- [What the exercise asks]: Give back each entry unchanged, minus pictures.
* BEGIN *
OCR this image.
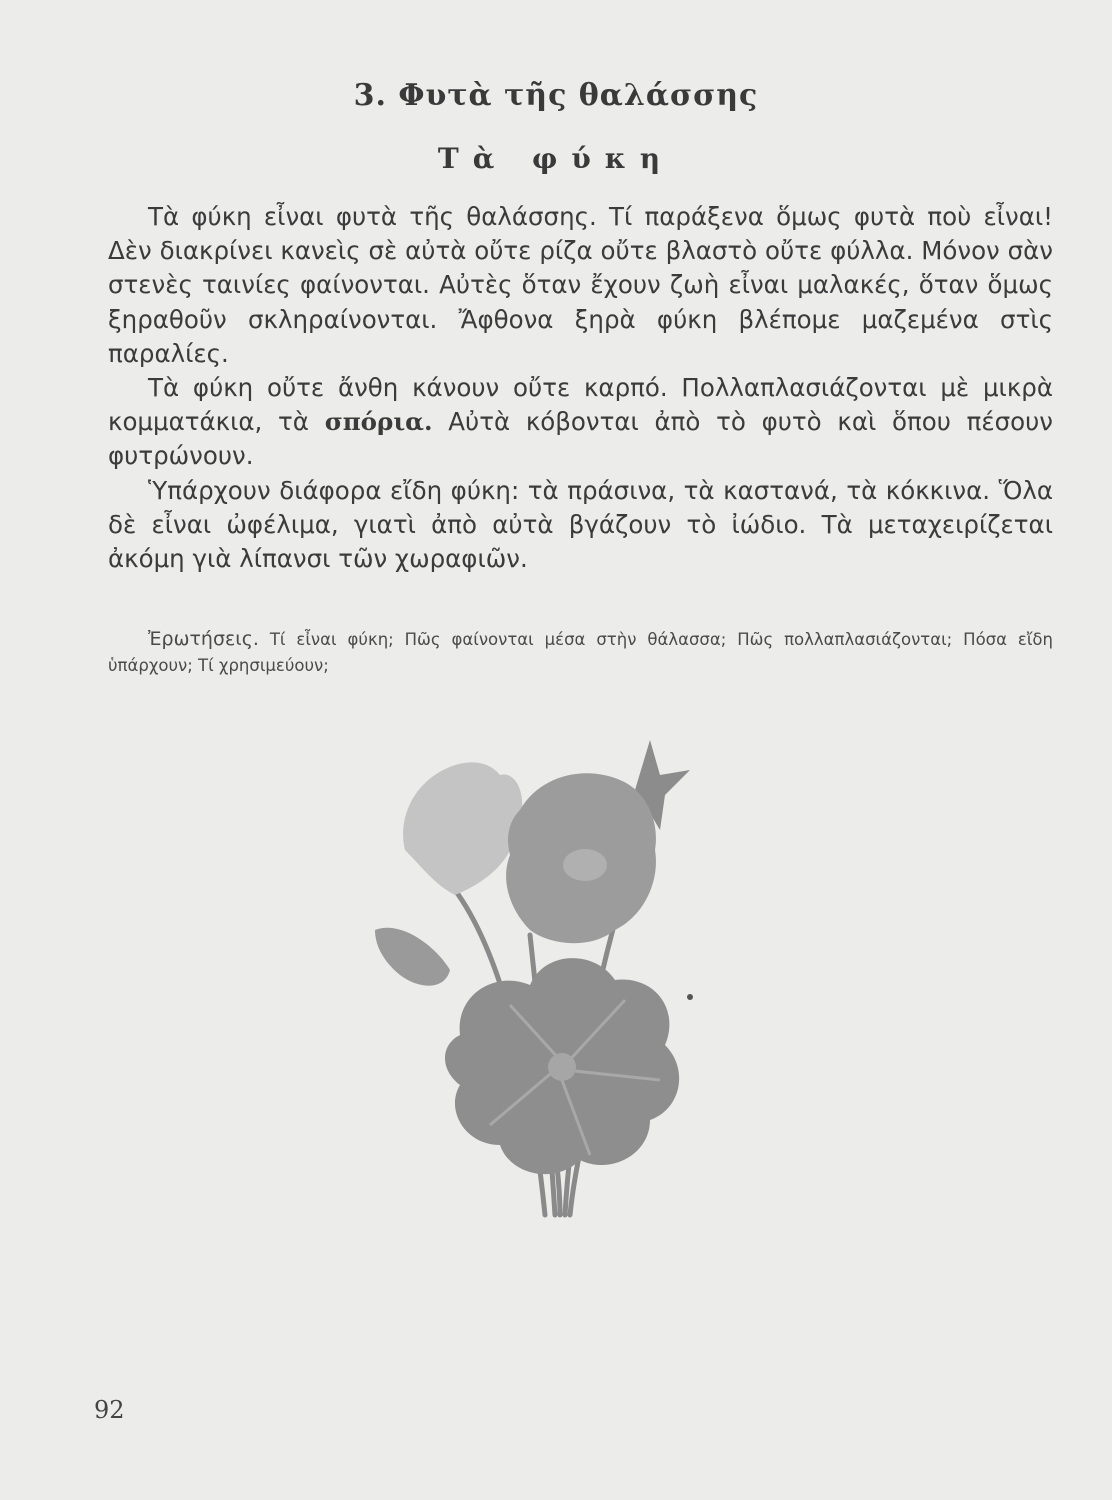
3. Φυτὰ τῆς θαλάσσης
Τὰ φύκη

Τὰ φύκη εἶναι φυτὰ τῆς θαλάσσης. Τί παράξενα ὅμως φυτὰ ποὺ εἶναι! Δὲν διακρίνει κανεὶς σὲ αὐτὰ οὔτε ρίζα οὔτε βλαστὸ οὔτε φύλλα. Μόνον σὰν στενὲς ταινίες φαίνονται. Αὐτὲς ὅταν ἔχουν ζωὴ εἶναι μαλακές, ὅταν ὅμως ξηραθοῦν σκληραίνονται. Ἄφθονα ξηρὰ φύκη βλέπομε μαζεμένα στὶς παραλίες.

Τὰ φύκη οὔτε ἄνθη κάνουν οὔτε καρπό. Πολλαπλασιάζονται μὲ μικρὰ κομματάκια, τὰ σπόρια. Αὐτὰ κόβονται ἀπὸ τὸ φυτὸ καὶ ὅπου πέσουν φυτρώνουν.

Ὑπάρχουν διάφορα εἴδη φύκη: τὰ πράσινα, τὰ καστανά, τὰ κόκκινα. Ὅλα δὲ εἶναι ὠφέλιμα, γιατὶ ἀπὸ αὐτὰ βγάζουν τὸ ἰώδιο. Τὰ μεταχειρίζεται ἀκόμη γιὰ λίπανσι τῶν χωραφιῶν.

Ἐρωτήσεις. Τί εἶναι φύκη; Πῶς φαίνονται μέσα στὴν θάλασσα; Πῶς πολλαπλασιάζονται; Πόσα εἴδη ὑπάρχουν; Τί χρησιμεύουν;
92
* END *
- [Answer below]:
OCR this image.
3. Φυτὰ τῆς θαλάσσης
Τὰ φύκη

Τὰ φύκη εἶναι φυτὰ τῆς θαλάσσης. Τί παράξενα ὅμως φυτὰ ποὺ εἶναι! Δὲν διακρίνει κανεὶς σὲ αὐτὰ οὔτε ρίζα οὔτε βλαστὸ οὔτε φύλλα. Μόνον σὰν στενὲς ταινίες φαίνονται. Αὐτὲς ὅταν ἔχουν ζωὴ εἶναι μαλακές, ὅταν ὅμως ξηραθοῦν σκληραίνονται. Ἄφθονα ξηρὰ φύκη βλέπομε μαζεμένα στὶς παραλίες.

Τὰ φύκη οὔτε ἄνθη κάνουν οὔτε καρπό. Πολλαπλασιάζονται μὲ μικρὰ κομματάκια, τὰ σπόρια. Αὐτὰ κόβονται ἀπὸ τὸ φυτὸ καὶ ὅπου πέσουν φυτρώνουν.

Ὑπάρχουν διάφορα εἴδη φύκη: τὰ πράσινα, τὰ καστανά, τὰ κόκκινα. Ὅλα δὲ εἶναι ὠφέλιμα, γιατὶ ἀπὸ αὐτὰ βγάζουν τὸ ἰώδιο. Τὰ μεταχειρίζεται ἀκόμη γιὰ λίπανσι τῶν χωραφιῶν.

Ἐρωτήσεις. Τί εἶναι φύκη; Πῶς φαίνονται μέσα στὴν θάλασσα; Πῶς πολλαπλασιάζονται; Πόσα εἴδη ὑπάρχουν; Τί χρησιμεύουν;
92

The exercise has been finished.